Type out the data exactly as given. Skip any image.

— Start —

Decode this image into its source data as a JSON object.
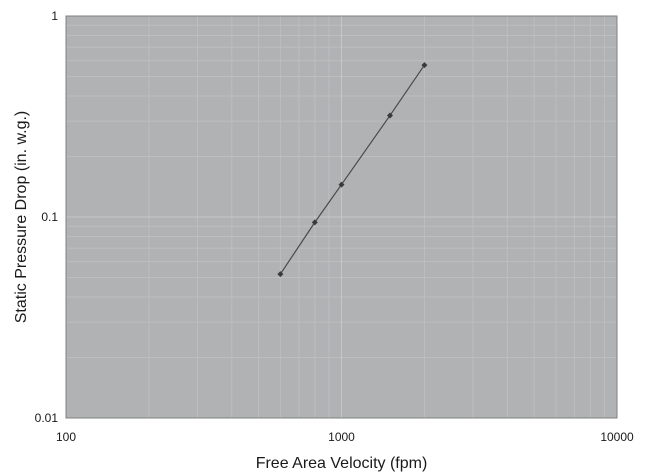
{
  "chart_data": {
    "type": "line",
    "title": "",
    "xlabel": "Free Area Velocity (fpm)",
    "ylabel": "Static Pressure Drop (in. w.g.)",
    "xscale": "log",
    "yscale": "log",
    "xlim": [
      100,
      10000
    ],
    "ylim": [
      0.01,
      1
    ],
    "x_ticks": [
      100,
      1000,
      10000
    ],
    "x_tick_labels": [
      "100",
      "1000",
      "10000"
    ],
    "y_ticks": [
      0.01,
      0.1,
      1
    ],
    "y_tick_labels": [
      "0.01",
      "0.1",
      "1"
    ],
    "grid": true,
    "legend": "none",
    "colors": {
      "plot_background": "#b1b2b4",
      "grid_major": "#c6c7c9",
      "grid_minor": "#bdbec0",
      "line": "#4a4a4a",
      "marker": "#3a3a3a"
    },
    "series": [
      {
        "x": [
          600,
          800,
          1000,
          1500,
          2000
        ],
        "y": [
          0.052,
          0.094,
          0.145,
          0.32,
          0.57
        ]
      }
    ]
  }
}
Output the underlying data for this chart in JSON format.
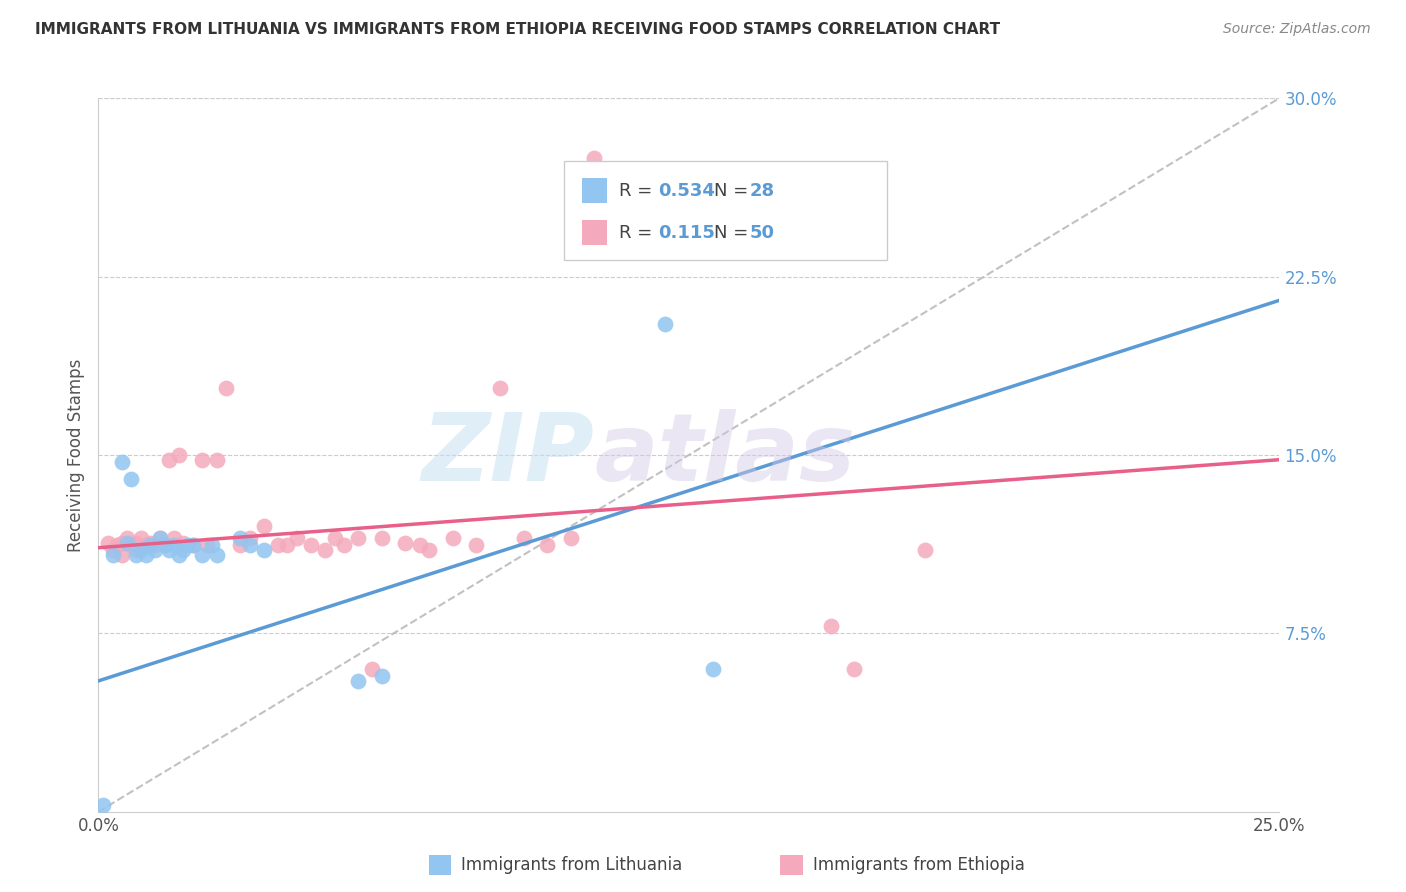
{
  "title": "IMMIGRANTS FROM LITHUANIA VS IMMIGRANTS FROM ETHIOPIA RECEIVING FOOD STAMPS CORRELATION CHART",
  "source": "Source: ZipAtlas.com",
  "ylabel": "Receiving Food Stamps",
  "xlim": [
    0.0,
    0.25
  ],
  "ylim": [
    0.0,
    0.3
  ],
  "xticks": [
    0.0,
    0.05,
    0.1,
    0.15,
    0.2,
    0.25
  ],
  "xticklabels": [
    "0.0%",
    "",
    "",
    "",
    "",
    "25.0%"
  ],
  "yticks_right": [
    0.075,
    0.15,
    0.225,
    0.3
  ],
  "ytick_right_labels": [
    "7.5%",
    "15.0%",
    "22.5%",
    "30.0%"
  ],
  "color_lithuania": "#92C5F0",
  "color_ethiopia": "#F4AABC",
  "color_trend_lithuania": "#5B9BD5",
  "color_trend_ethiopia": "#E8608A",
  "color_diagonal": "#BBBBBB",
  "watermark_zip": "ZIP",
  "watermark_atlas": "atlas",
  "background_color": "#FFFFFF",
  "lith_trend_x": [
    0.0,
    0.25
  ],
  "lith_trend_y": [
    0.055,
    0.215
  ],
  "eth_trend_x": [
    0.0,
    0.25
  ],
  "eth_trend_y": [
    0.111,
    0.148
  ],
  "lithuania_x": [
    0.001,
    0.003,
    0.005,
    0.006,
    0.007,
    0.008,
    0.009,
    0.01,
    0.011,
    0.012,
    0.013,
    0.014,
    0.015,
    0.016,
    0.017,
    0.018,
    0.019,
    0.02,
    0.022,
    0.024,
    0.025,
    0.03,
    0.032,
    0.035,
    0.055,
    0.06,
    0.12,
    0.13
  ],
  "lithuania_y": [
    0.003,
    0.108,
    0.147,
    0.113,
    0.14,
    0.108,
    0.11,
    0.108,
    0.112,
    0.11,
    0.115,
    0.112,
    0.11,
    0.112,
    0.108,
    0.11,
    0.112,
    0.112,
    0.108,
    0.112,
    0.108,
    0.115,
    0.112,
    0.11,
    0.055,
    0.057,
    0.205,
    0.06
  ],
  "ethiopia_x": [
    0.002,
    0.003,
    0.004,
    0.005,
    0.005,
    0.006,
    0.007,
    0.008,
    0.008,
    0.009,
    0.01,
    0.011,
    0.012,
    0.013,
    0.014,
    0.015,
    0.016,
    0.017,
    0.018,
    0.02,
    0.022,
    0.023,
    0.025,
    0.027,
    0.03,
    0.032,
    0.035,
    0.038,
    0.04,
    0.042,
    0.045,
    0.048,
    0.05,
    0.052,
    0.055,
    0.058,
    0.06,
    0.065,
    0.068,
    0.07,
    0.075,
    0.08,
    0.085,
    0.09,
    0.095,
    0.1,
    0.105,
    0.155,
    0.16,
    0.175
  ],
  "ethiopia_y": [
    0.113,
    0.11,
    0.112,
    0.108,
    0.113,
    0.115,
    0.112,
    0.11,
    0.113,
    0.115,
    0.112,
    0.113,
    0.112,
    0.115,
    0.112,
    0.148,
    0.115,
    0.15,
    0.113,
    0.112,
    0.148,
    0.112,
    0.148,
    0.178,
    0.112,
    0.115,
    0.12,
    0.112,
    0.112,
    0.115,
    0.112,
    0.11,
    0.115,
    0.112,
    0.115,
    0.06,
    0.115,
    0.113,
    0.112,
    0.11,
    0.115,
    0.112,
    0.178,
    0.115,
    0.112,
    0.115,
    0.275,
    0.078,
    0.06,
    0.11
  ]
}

— End —

■ Solution to the problem:
Decode this image into its source data as a JSON object.
{
  "chart_data": {
    "type": "line",
    "title": "",
    "xlabel": "Free Area Velocity (fpm)",
    "ylabel": "Static Pressure Drop (in. w.g.)",
    "xscale": "log",
    "yscale": "log",
    "xlim": [
      100,
      10000
    ],
    "ylim": [
      0.01,
      1
    ],
    "x_ticks": [
      100,
      1000,
      10000
    ],
    "x_tick_labels": [
      "100",
      "1000",
      "10000"
    ],
    "y_ticks": [
      0.01,
      0.1,
      1
    ],
    "y_tick_labels": [
      "0.01",
      "0.1",
      "1"
    ],
    "grid": true,
    "legend": "none",
    "colors": {
      "plot_background": "#b1b2b4",
      "grid_major": "#c6c7c9",
      "grid_minor": "#bdbec0",
      "line": "#4a4a4a",
      "marker": "#3a3a3a"
    },
    "series": [
      {
        "x": [
          600,
          800,
          1000,
          1500,
          2000
        ],
        "y": [
          0.052,
          0.094,
          0.145,
          0.32,
          0.57
        ]
      }
    ]
  }
}
Output the underlying data for this chart in JSON format.
{
  "title": "IMMIGRANTS FROM LITHUANIA VS IMMIGRANTS FROM ETHIOPIA RECEIVING FOOD STAMPS CORRELATION CHART",
  "source": "Source: ZipAtlas.com",
  "ylabel": "Receiving Food Stamps",
  "xlim": [
    0.0,
    0.25
  ],
  "ylim": [
    0.0,
    0.3
  ],
  "xticks": [
    0.0,
    0.05,
    0.1,
    0.15,
    0.2,
    0.25
  ],
  "xticklabels": [
    "0.0%",
    "",
    "",
    "",
    "",
    "25.0%"
  ],
  "yticks_right": [
    0.075,
    0.15,
    0.225,
    0.3
  ],
  "ytick_right_labels": [
    "7.5%",
    "15.0%",
    "22.5%",
    "30.0%"
  ],
  "color_lithuania": "#92C5F0",
  "color_ethiopia": "#F4AABC",
  "color_trend_lithuania": "#5B9BD5",
  "color_trend_ethiopia": "#E8608A",
  "color_diagonal": "#BBBBBB",
  "watermark_zip": "ZIP",
  "watermark_atlas": "atlas",
  "background_color": "#FFFFFF",
  "lith_trend_x": [
    0.0,
    0.25
  ],
  "lith_trend_y": [
    0.055,
    0.215
  ],
  "eth_trend_x": [
    0.0,
    0.25
  ],
  "eth_trend_y": [
    0.111,
    0.148
  ],
  "lithuania_x": [
    0.001,
    0.003,
    0.005,
    0.006,
    0.007,
    0.008,
    0.009,
    0.01,
    0.011,
    0.012,
    0.013,
    0.014,
    0.015,
    0.016,
    0.017,
    0.018,
    0.019,
    0.02,
    0.022,
    0.024,
    0.025,
    0.03,
    0.032,
    0.035,
    0.055,
    0.06,
    0.12,
    0.13
  ],
  "lithuania_y": [
    0.003,
    0.108,
    0.147,
    0.113,
    0.14,
    0.108,
    0.11,
    0.108,
    0.112,
    0.11,
    0.115,
    0.112,
    0.11,
    0.112,
    0.108,
    0.11,
    0.112,
    0.112,
    0.108,
    0.112,
    0.108,
    0.115,
    0.112,
    0.11,
    0.055,
    0.057,
    0.205,
    0.06
  ],
  "ethiopia_x": [
    0.002,
    0.003,
    0.004,
    0.005,
    0.005,
    0.006,
    0.007,
    0.008,
    0.008,
    0.009,
    0.01,
    0.011,
    0.012,
    0.013,
    0.014,
    0.015,
    0.016,
    0.017,
    0.018,
    0.02,
    0.022,
    0.023,
    0.025,
    0.027,
    0.03,
    0.032,
    0.035,
    0.038,
    0.04,
    0.042,
    0.045,
    0.048,
    0.05,
    0.052,
    0.055,
    0.058,
    0.06,
    0.065,
    0.068,
    0.07,
    0.075,
    0.08,
    0.085,
    0.09,
    0.095,
    0.1,
    0.105,
    0.155,
    0.16,
    0.175
  ],
  "ethiopia_y": [
    0.113,
    0.11,
    0.112,
    0.108,
    0.113,
    0.115,
    0.112,
    0.11,
    0.113,
    0.115,
    0.112,
    0.113,
    0.112,
    0.115,
    0.112,
    0.148,
    0.115,
    0.15,
    0.113,
    0.112,
    0.148,
    0.112,
    0.148,
    0.178,
    0.112,
    0.115,
    0.12,
    0.112,
    0.112,
    0.115,
    0.112,
    0.11,
    0.115,
    0.112,
    0.115,
    0.06,
    0.115,
    0.113,
    0.112,
    0.11,
    0.115,
    0.112,
    0.178,
    0.115,
    0.112,
    0.115,
    0.275,
    0.078,
    0.06,
    0.11
  ]
}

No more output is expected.